--- EXTRACT PROVIDED ---
To summarise, in shallow water evolution had resulted in many species of isopods, partly in response to the increase in niches created by light. And each species was considerably different - many genetic mutations had taken place over a limited time period, so evolution had been rapid where light levels were high. But how can I talk about time here, when all we have to examine are the species alive today? Surprisingly I can offer some justification. My evidence derives not from the fossil record of isopods - unfortunately that is inadequate. Instead clues can be drawn from the history of the Earth - plate tectonics, as described in Chapter 2.
--- SUPPLIED ENTRIES ---
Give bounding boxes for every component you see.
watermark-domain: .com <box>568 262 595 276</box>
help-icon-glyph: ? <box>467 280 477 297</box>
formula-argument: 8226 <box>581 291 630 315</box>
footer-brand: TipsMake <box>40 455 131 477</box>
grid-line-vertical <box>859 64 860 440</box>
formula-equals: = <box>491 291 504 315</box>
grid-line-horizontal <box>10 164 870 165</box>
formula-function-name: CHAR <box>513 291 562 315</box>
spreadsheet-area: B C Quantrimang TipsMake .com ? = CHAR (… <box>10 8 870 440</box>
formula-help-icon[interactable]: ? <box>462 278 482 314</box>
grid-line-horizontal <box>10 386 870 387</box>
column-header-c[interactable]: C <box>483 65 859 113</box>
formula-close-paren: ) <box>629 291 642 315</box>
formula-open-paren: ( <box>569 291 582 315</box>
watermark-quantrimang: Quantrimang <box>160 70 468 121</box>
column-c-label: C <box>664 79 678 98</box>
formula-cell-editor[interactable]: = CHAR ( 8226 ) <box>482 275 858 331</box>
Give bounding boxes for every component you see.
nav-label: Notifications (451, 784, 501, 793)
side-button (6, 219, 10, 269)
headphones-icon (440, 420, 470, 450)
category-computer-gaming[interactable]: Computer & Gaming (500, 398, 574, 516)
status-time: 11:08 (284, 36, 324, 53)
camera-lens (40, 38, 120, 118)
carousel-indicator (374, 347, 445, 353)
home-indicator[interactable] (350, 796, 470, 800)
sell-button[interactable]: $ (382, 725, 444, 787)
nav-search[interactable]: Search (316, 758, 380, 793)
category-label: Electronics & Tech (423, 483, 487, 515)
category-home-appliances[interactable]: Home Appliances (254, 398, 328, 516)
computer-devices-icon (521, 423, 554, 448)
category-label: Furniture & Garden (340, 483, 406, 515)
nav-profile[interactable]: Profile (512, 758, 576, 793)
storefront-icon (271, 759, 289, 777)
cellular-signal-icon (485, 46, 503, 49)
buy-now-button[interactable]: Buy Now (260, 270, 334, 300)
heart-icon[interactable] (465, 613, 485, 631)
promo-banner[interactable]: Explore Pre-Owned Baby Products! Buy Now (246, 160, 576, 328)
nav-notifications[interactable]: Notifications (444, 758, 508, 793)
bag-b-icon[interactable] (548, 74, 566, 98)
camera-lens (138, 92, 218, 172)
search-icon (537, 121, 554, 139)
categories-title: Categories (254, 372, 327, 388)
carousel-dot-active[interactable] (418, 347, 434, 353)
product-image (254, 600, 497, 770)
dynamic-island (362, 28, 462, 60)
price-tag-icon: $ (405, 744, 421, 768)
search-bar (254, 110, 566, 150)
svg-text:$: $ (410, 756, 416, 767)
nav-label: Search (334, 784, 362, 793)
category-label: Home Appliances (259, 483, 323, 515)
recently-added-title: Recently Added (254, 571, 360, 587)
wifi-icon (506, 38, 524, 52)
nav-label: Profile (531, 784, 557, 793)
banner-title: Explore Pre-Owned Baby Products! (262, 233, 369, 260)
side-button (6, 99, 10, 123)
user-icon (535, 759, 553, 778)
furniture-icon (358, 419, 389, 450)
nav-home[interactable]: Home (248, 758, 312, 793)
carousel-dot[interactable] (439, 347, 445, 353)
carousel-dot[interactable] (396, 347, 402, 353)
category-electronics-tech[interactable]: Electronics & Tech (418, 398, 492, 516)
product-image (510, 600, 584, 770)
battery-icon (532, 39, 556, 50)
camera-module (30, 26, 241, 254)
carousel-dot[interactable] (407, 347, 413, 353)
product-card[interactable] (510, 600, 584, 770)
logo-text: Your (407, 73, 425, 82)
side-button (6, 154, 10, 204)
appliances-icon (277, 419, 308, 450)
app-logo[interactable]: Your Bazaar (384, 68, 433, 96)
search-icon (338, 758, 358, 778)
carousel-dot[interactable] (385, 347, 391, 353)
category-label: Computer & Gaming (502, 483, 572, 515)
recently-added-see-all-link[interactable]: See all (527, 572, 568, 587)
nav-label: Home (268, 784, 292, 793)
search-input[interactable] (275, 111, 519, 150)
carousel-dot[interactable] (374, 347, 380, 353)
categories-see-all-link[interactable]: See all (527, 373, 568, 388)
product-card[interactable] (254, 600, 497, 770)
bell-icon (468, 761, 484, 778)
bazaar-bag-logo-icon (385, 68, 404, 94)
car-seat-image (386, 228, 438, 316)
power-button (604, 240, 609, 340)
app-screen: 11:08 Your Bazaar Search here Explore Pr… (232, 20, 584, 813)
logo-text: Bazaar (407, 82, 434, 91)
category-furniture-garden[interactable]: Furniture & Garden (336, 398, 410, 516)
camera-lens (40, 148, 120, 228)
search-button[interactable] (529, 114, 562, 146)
---
WORK REQUEST A
Rewrite the paragraph on isopod evolution that begins "To summarise, in shallow water" in fewer words, keeping its main facts.
WORK REQUEST B
For each statement, answer yes or no according to the isopod evolution passage, and quote the words that decide it.
(i) The fossil record of isopods supplies the evidence about timing.
(ii) Evolution was rapid where light levels were high.
(iii) Plate tectonics is described in Chapter 2.
WORK REQUEST C
Write the next part of the isopod evolution passage, picking up after its final sentence.

REPLY A
In shallow water, evolution produced many isopod species, partly because light created more niches. The species differ considerably, since many genetic mutations occurred over a limited time, so evolution was rapid where light levels were high. Only living species can be examined, and the isopod fossil record is inadequate, yet some justification for speaking about time remains. Clues come from the history of the Earth, specifically plate tectonics, as described in Chapter 2.

REPLY B
(i) No: "My evidence derives not from the fossil record of isopods - unfortunately that is inadequate."
(ii) Yes: "so evolution had been rapid where light levels were high."
(iii) Yes: "plate tectonics, as described in Chapter 2."

REPLY C
The Australian plate is part of the Earth's crust. It consists of terrestrial land, and the submerged continental shelf and continental slope. The continental shelf inclines gently from the sea shore to a depth of about 200 metres. Then the continental slope commences as the sea floor plunges rapidly towards the Abyssal Plain, another gently sloping part of the sea floor, beginning at about 5,000 metres in depth. The
base of the continental slope marks the edge of the Australian plate. So animals living on the sea floor down to depths of at least 1,000 metres are obviously well separated geographically where they occur on different plates. A species could conceivably occupy a large part of one plate, within a range of depths, by circumventing the land. But animals cannot migrate to other plates. They are divided by deep ocean, or forbidden territory. However, as described in Chapter 2, the different plates of today were once joined, but became separated throughout geological time. The consequence of this for animals is that species separated geographically today evolved from ancestors once living together on the same plate. It's also interesting to point out in this chapter that the Australian, Indian and Mexican plates (or continental slopes) were completely separated 160 million years ago.